---- DATA FOR THIS TASK

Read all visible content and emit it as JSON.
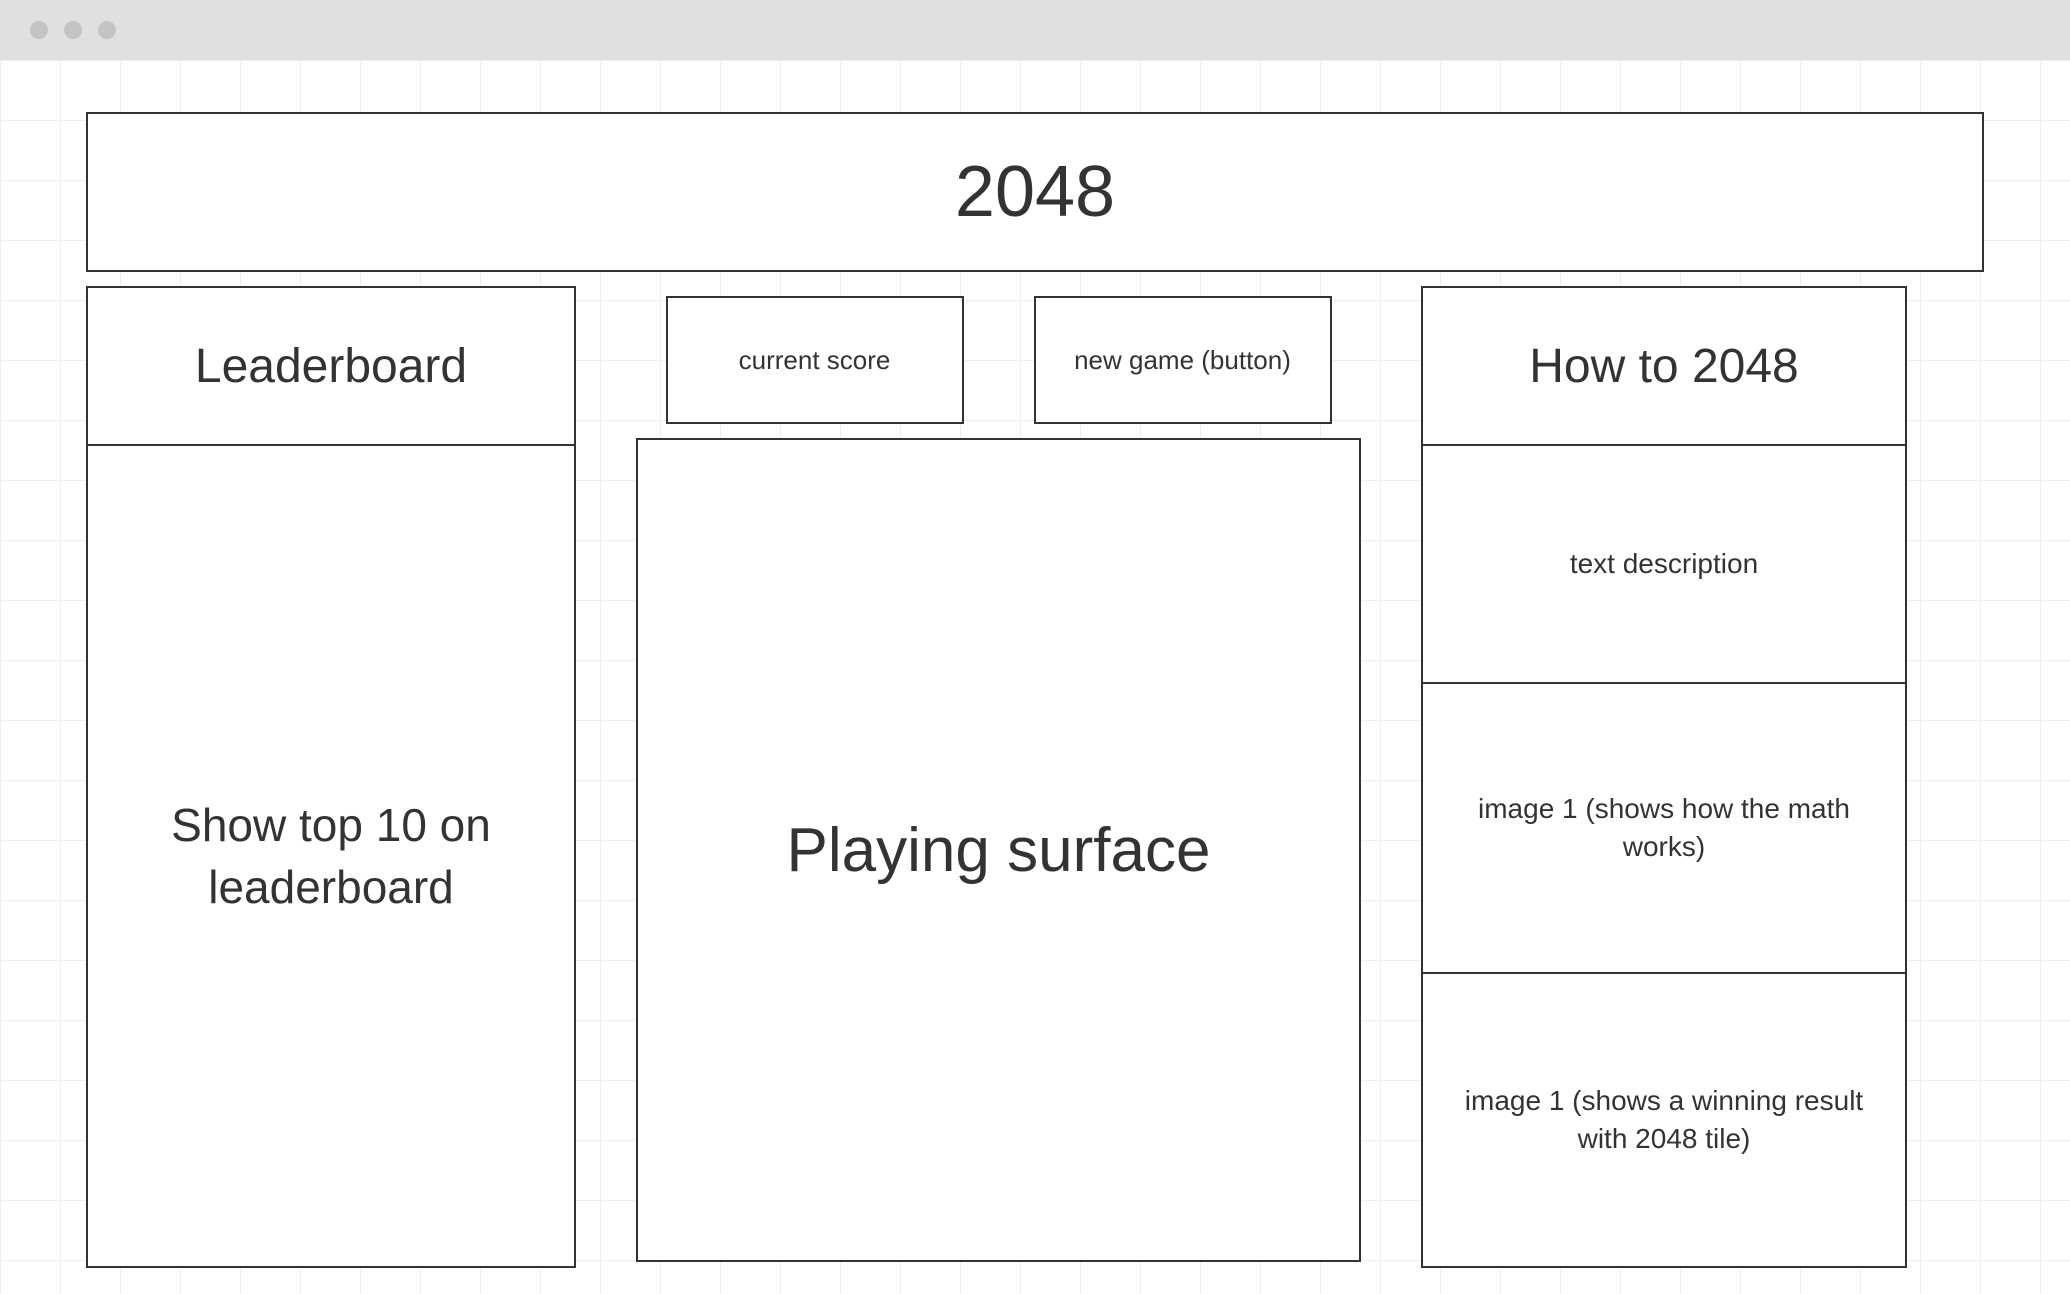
{
  "header": {
    "title": "2048"
  },
  "leaderboard": {
    "heading": "Leaderboard",
    "body": "Show top 10 on leaderboard"
  },
  "center": {
    "score_label": "current score",
    "new_game_label": "new game (button)",
    "surface_label": "Playing surface"
  },
  "howto": {
    "heading": "How to 2048",
    "cells": {
      "c1": "text description",
      "c2": "image 1 (shows how the math works)",
      "c3": "image 1 (shows a winning result with 2048 tile)"
    }
  }
}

--------

- _JOB_: Report every line in the data above in which the word "image" appears.

- _REPLY_:
      "c2": "image 1 (shows how the math works)",
      "c3": "image 1 (shows a winning result with 2048 tile)"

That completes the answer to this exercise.